== Stated problem ==
Render every entry verbatim.

== Input for this task ==

-=-=-

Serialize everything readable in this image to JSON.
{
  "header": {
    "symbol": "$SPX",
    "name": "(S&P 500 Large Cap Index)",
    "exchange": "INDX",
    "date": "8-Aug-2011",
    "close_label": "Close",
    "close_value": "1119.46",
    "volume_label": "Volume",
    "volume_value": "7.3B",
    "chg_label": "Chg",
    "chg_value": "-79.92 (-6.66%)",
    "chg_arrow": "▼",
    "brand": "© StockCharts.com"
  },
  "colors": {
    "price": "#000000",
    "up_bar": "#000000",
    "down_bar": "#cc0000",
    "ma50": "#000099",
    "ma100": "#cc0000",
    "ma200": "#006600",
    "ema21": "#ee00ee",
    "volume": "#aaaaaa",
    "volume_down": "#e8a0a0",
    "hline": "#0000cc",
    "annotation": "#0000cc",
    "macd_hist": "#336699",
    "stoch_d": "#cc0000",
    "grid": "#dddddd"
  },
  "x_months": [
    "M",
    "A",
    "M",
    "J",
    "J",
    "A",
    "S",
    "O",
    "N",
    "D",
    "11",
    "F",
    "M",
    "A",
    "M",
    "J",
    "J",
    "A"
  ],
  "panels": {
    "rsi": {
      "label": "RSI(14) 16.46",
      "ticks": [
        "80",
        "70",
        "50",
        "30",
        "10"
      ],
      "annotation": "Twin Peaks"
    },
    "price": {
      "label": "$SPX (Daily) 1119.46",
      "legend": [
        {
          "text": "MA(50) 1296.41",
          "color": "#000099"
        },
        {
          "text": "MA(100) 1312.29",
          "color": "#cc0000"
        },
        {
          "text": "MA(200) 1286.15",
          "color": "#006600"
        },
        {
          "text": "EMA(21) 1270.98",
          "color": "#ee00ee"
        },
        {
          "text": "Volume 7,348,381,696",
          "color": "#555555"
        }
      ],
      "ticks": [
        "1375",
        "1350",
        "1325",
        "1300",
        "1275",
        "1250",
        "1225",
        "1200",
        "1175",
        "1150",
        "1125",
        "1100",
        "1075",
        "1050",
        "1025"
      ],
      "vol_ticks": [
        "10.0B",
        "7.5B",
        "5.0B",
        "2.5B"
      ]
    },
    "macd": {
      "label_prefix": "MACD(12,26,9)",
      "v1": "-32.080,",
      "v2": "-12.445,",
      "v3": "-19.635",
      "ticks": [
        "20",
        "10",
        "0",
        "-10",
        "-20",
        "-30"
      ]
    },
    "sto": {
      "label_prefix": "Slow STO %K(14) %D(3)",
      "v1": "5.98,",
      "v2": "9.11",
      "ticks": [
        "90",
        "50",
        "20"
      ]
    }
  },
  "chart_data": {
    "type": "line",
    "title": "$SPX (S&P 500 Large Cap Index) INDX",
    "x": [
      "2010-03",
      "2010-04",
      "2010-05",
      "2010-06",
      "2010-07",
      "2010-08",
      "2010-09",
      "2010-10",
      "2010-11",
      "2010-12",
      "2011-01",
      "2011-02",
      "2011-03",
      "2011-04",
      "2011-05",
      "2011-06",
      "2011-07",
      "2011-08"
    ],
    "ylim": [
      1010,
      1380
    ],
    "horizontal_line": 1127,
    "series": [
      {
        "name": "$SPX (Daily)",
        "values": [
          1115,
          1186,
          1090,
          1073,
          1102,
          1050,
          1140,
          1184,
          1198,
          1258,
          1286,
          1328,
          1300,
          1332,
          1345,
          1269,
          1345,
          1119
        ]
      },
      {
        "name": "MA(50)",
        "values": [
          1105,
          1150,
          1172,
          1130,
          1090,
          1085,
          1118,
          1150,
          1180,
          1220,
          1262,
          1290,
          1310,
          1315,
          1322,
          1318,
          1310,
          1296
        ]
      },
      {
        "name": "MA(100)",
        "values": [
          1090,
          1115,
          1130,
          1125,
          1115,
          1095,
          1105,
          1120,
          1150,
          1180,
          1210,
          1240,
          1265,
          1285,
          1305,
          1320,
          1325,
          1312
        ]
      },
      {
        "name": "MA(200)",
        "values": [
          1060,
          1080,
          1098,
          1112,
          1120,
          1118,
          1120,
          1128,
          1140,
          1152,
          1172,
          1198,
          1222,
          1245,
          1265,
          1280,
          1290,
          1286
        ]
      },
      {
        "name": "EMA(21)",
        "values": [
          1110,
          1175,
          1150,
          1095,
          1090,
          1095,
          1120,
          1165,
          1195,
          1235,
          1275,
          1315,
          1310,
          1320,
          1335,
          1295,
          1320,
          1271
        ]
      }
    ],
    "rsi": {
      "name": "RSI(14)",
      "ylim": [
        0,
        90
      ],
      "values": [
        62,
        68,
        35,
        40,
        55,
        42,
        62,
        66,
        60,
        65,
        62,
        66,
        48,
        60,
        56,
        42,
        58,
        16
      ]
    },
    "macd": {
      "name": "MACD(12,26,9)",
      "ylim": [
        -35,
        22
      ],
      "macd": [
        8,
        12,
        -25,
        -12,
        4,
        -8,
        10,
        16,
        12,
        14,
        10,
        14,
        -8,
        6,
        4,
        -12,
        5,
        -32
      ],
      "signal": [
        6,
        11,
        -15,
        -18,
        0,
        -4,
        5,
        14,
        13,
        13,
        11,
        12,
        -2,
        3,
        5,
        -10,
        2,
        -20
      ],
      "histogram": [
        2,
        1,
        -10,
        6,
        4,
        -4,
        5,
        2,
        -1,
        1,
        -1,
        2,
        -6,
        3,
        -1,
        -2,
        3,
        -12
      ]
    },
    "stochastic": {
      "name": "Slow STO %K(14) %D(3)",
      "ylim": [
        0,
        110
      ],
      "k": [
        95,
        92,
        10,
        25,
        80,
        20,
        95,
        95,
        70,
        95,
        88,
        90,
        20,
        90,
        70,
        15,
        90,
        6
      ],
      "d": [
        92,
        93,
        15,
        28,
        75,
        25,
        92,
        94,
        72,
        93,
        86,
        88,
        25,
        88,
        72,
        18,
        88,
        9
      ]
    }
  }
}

-=-=-

== Problem solution ==
Serialize everything readable in this image to JSON.
{
  "header": {
    "symbol": "$SPX",
    "name": "(S&P 500 Large Cap Index)",
    "exchange": "INDX",
    "date": "8-Aug-2011",
    "close_label": "Close",
    "close_value": "1119.46",
    "volume_label": "Volume",
    "volume_value": "7.3B",
    "chg_label": "Chg",
    "chg_value": "-79.92 (-6.66%)",
    "chg_arrow": "▼",
    "brand": "© StockCharts.com"
  },
  "colors": {
    "price": "#000000",
    "up_bar": "#000000",
    "down_bar": "#cc0000",
    "ma50": "#000099",
    "ma100": "#cc0000",
    "ma200": "#006600",
    "ema21": "#ee00ee",
    "volume": "#aaaaaa",
    "volume_down": "#e8a0a0",
    "hline": "#0000cc",
    "annotation": "#0000cc",
    "macd_hist": "#336699",
    "stoch_d": "#cc0000",
    "grid": "#dddddd"
  },
  "x_months": [
    "M",
    "A",
    "M",
    "J",
    "J",
    "A",
    "S",
    "O",
    "N",
    "D",
    "11",
    "F",
    "M",
    "A",
    "M",
    "J",
    "J",
    "A"
  ],
  "panels": {
    "rsi": {
      "label": "RSI(14) 16.46",
      "ticks": [
        "80",
        "70",
        "50",
        "30",
        "10"
      ],
      "annotation": "Twin Peaks"
    },
    "price": {
      "label": "$SPX (Daily) 1119.46",
      "legend": [
        {
          "text": "MA(50) 1296.41",
          "color": "#000099"
        },
        {
          "text": "MA(100) 1312.29",
          "color": "#cc0000"
        },
        {
          "text": "MA(200) 1286.15",
          "color": "#006600"
        },
        {
          "text": "EMA(21) 1270.98",
          "color": "#ee00ee"
        },
        {
          "text": "Volume 7,348,381,696",
          "color": "#555555"
        }
      ],
      "ticks": [
        "1375",
        "1350",
        "1325",
        "1300",
        "1275",
        "1250",
        "1225",
        "1200",
        "1175",
        "1150",
        "1125",
        "1100",
        "1075",
        "1050",
        "1025"
      ],
      "vol_ticks": [
        "10.0B",
        "7.5B",
        "5.0B",
        "2.5B"
      ]
    },
    "macd": {
      "label_prefix": "MACD(12,26,9)",
      "v1": "-32.080,",
      "v2": "-12.445,",
      "v3": "-19.635",
      "ticks": [
        "20",
        "10",
        "0",
        "-10",
        "-20",
        "-30"
      ]
    },
    "sto": {
      "label_prefix": "Slow STO %K(14) %D(3)",
      "v1": "5.98,",
      "v2": "9.11",
      "ticks": [
        "90",
        "50",
        "20"
      ]
    }
  },
  "chart_data": {
    "type": "line",
    "title": "$SPX (S&P 500 Large Cap Index) INDX",
    "x": [
      "2010-03",
      "2010-04",
      "2010-05",
      "2010-06",
      "2010-07",
      "2010-08",
      "2010-09",
      "2010-10",
      "2010-11",
      "2010-12",
      "2011-01",
      "2011-02",
      "2011-03",
      "2011-04",
      "2011-05",
      "2011-06",
      "2011-07",
      "2011-08"
    ],
    "ylim": [
      1010,
      1380
    ],
    "horizontal_line": 1127,
    "series": [
      {
        "name": "$SPX (Daily)",
        "values": [
          1115,
          1186,
          1090,
          1073,
          1102,
          1050,
          1140,
          1184,
          1198,
          1258,
          1286,
          1328,
          1300,
          1332,
          1345,
          1269,
          1345,
          1119
        ]
      },
      {
        "name": "MA(50)",
        "values": [
          1105,
          1150,
          1172,
          1130,
          1090,
          1085,
          1118,
          1150,
          1180,
          1220,
          1262,
          1290,
          1310,
          1315,
          1322,
          1318,
          1310,
          1296
        ]
      },
      {
        "name": "MA(100)",
        "values": [
          1090,
          1115,
          1130,
          1125,
          1115,
          1095,
          1105,
          1120,
          1150,
          1180,
          1210,
          1240,
          1265,
          1285,
          1305,
          1320,
          1325,
          1312
        ]
      },
      {
        "name": "MA(200)",
        "values": [
          1060,
          1080,
          1098,
          1112,
          1120,
          1118,
          1120,
          1128,
          1140,
          1152,
          1172,
          1198,
          1222,
          1245,
          1265,
          1280,
          1290,
          1286
        ]
      },
      {
        "name": "EMA(21)",
        "values": [
          1110,
          1175,
          1150,
          1095,
          1090,
          1095,
          1120,
          1165,
          1195,
          1235,
          1275,
          1315,
          1310,
          1320,
          1335,
          1295,
          1320,
          1271
        ]
      }
    ],
    "rsi": {
      "name": "RSI(14)",
      "ylim": [
        0,
        90
      ],
      "values": [
        62,
        68,
        35,
        40,
        55,
        42,
        62,
        66,
        60,
        65,
        62,
        66,
        48,
        60,
        56,
        42,
        58,
        16
      ]
    },
    "macd": {
      "name": "MACD(12,26,9)",
      "ylim": [
        -35,
        22
      ],
      "macd": [
        8,
        12,
        -25,
        -12,
        4,
        -8,
        10,
        16,
        12,
        14,
        10,
        14,
        -8,
        6,
        4,
        -12,
        5,
        -32
      ],
      "signal": [
        6,
        11,
        -15,
        -18,
        0,
        -4,
        5,
        14,
        13,
        13,
        11,
        12,
        -2,
        3,
        5,
        -10,
        2,
        -20
      ],
      "histogram": [
        2,
        1,
        -10,
        6,
        4,
        -4,
        5,
        2,
        -1,
        1,
        -1,
        2,
        -6,
        3,
        -1,
        -2,
        3,
        -12
      ]
    },
    "stochastic": {
      "name": "Slow STO %K(14) %D(3)",
      "ylim": [
        0,
        110
      ],
      "k": [
        95,
        92,
        10,
        25,
        80,
        20,
        95,
        95,
        70,
        95,
        88,
        90,
        20,
        90,
        70,
        15,
        90,
        6
      ],
      "d": [
        92,
        93,
        15,
        28,
        75,
        25,
        92,
        94,
        72,
        93,
        86,
        88,
        25,
        88,
        72,
        18,
        88,
        9
      ]
    }
  }
}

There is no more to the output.